(begin)
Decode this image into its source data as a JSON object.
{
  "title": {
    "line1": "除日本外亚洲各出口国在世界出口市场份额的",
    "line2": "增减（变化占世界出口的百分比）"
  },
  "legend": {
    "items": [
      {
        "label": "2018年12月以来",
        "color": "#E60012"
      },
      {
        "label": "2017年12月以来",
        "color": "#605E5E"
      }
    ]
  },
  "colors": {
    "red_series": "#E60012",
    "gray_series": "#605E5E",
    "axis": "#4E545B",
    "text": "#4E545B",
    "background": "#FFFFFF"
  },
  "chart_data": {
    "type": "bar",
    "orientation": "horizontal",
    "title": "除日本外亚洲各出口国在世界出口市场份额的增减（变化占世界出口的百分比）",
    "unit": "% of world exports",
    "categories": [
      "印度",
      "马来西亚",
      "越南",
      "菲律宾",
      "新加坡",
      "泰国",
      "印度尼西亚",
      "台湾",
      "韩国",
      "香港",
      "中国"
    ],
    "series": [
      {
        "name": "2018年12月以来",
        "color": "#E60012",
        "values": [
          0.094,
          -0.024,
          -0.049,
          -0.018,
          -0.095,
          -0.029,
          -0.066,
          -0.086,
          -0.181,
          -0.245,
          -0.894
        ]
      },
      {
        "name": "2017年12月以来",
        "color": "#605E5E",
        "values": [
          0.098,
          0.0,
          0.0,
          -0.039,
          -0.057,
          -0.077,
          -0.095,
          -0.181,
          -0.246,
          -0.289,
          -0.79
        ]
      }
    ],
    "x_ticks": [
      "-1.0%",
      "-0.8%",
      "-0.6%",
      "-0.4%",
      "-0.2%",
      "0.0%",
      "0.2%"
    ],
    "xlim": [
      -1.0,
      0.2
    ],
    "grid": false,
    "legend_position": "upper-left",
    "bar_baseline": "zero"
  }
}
(end)
=== Set task ===
Set down all of the entries exactly, please.

=== Result of this exercise ===
Decode this image into its source data as a JSON object.
{
  "title": {
    "line1": "除日本外亚洲各出口国在世界出口市场份额的",
    "line2": "增减（变化占世界出口的百分比）"
  },
  "legend": {
    "items": [
      {
        "label": "2018年12月以来",
        "color": "#E60012"
      },
      {
        "label": "2017年12月以来",
        "color": "#605E5E"
      }
    ]
  },
  "colors": {
    "red_series": "#E60012",
    "gray_series": "#605E5E",
    "axis": "#4E545B",
    "text": "#4E545B",
    "background": "#FFFFFF"
  },
  "chart_data": {
    "type": "bar",
    "orientation": "horizontal",
    "title": "除日本外亚洲各出口国在世界出口市场份额的增减（变化占世界出口的百分比）",
    "unit": "% of world exports",
    "categories": [
      "印度",
      "马来西亚",
      "越南",
      "菲律宾",
      "新加坡",
      "泰国",
      "印度尼西亚",
      "台湾",
      "韩国",
      "香港",
      "中国"
    ],
    "series": [
      {
        "name": "2018年12月以来",
        "color": "#E60012",
        "values": [
          0.094,
          -0.024,
          -0.049,
          -0.018,
          -0.095,
          -0.029,
          -0.066,
          -0.086,
          -0.181,
          -0.245,
          -0.894
        ]
      },
      {
        "name": "2017年12月以来",
        "color": "#605E5E",
        "values": [
          0.098,
          0.0,
          0.0,
          -0.039,
          -0.057,
          -0.077,
          -0.095,
          -0.181,
          -0.246,
          -0.289,
          -0.79
        ]
      }
    ],
    "x_ticks": [
      "-1.0%",
      "-0.8%",
      "-0.6%",
      "-0.4%",
      "-0.2%",
      "0.0%",
      "0.2%"
    ],
    "xlim": [
      -1.0,
      0.2
    ],
    "grid": false,
    "legend_position": "upper-left",
    "bar_baseline": "zero"
  }
}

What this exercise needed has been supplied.